(Exercise goal):
Would you transcribe the listing that follows, character for character, and omit its images?

(Extracted entries):
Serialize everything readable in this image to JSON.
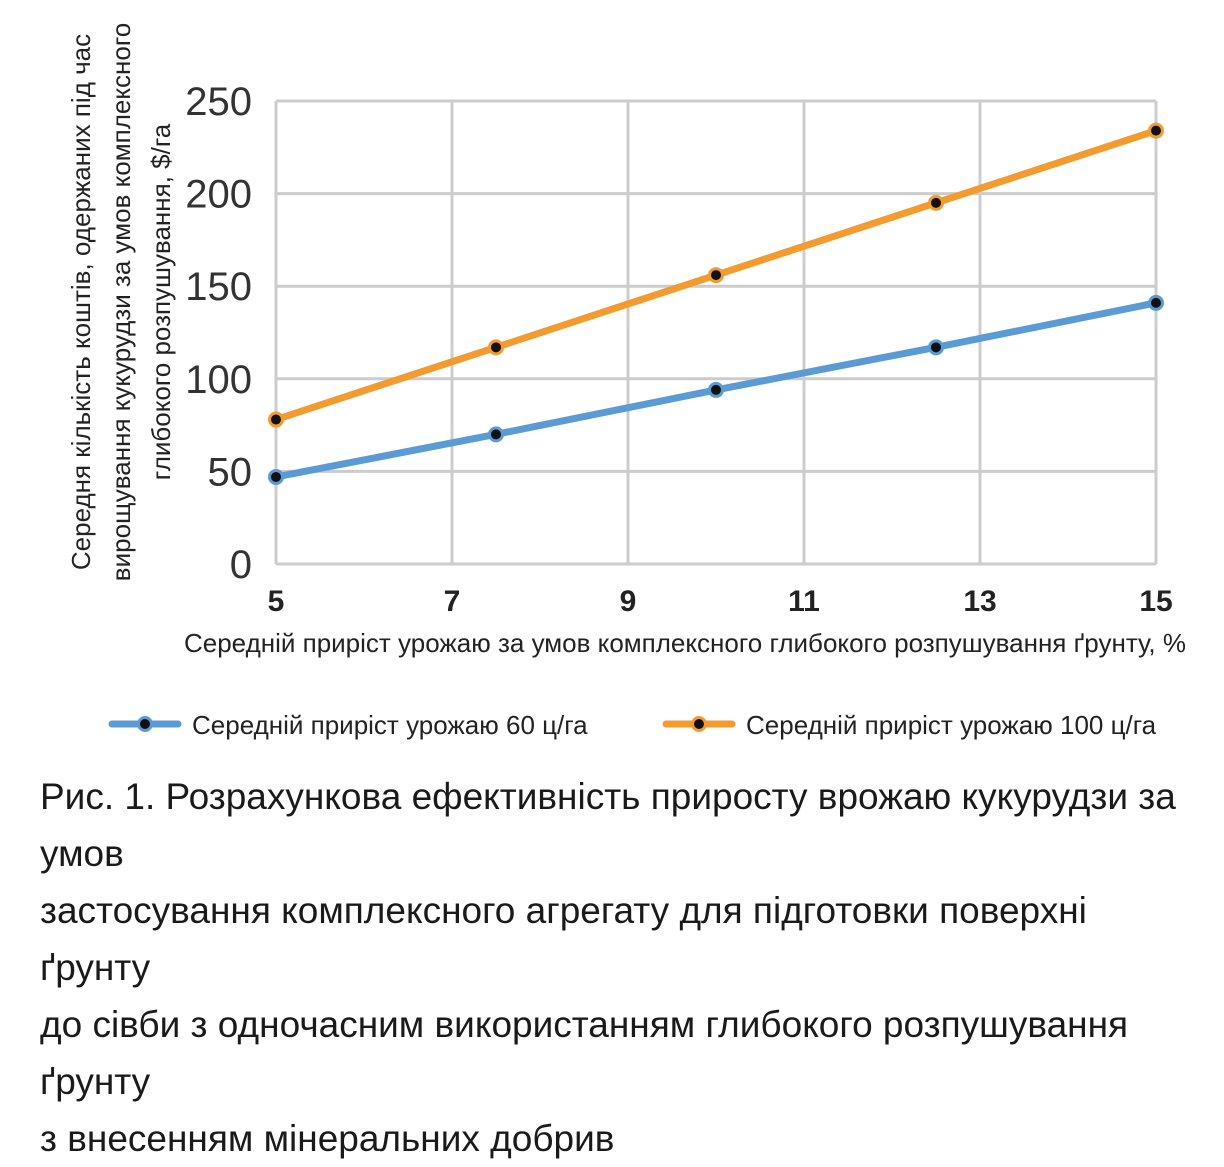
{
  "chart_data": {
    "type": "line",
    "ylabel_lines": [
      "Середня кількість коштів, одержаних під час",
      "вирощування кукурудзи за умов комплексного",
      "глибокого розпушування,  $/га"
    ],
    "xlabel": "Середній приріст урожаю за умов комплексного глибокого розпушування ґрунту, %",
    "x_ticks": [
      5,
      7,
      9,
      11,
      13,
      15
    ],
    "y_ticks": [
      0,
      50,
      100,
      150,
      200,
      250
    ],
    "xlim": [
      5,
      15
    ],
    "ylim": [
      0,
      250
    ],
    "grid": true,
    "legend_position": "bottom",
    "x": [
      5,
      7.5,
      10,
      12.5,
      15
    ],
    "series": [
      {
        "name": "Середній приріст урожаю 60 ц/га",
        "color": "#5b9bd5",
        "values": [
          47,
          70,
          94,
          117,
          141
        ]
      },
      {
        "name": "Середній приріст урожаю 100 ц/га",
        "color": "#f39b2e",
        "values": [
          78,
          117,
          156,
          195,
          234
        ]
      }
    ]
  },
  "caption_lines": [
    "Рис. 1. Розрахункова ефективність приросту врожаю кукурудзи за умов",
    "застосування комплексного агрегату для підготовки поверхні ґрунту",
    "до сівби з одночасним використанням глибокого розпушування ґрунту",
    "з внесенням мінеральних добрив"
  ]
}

(Written answer):
Serialize everything readable in this image to JSON.
{
  "chart_data": {
    "type": "line",
    "ylabel_lines": [
      "Середня кількість коштів, одержаних під час",
      "вирощування кукурудзи за умов комплексного",
      "глибокого розпушування,  $/га"
    ],
    "xlabel": "Середній приріст урожаю за умов комплексного глибокого розпушування ґрунту, %",
    "x_ticks": [
      5,
      7,
      9,
      11,
      13,
      15
    ],
    "y_ticks": [
      0,
      50,
      100,
      150,
      200,
      250
    ],
    "xlim": [
      5,
      15
    ],
    "ylim": [
      0,
      250
    ],
    "grid": true,
    "legend_position": "bottom",
    "x": [
      5,
      7.5,
      10,
      12.5,
      15
    ],
    "series": [
      {
        "name": "Середній приріст урожаю 60 ц/га",
        "color": "#5b9bd5",
        "values": [
          47,
          70,
          94,
          117,
          141
        ]
      },
      {
        "name": "Середній приріст урожаю 100 ц/га",
        "color": "#f39b2e",
        "values": [
          78,
          117,
          156,
          195,
          234
        ]
      }
    ]
  },
  "caption_lines": [
    "Рис. 1. Розрахункова ефективність приросту врожаю кукурудзи за умов",
    "застосування комплексного агрегату для підготовки поверхні ґрунту",
    "до сівби з одночасним використанням глибокого розпушування ґрунту",
    "з внесенням мінеральних добрив"
  ]
}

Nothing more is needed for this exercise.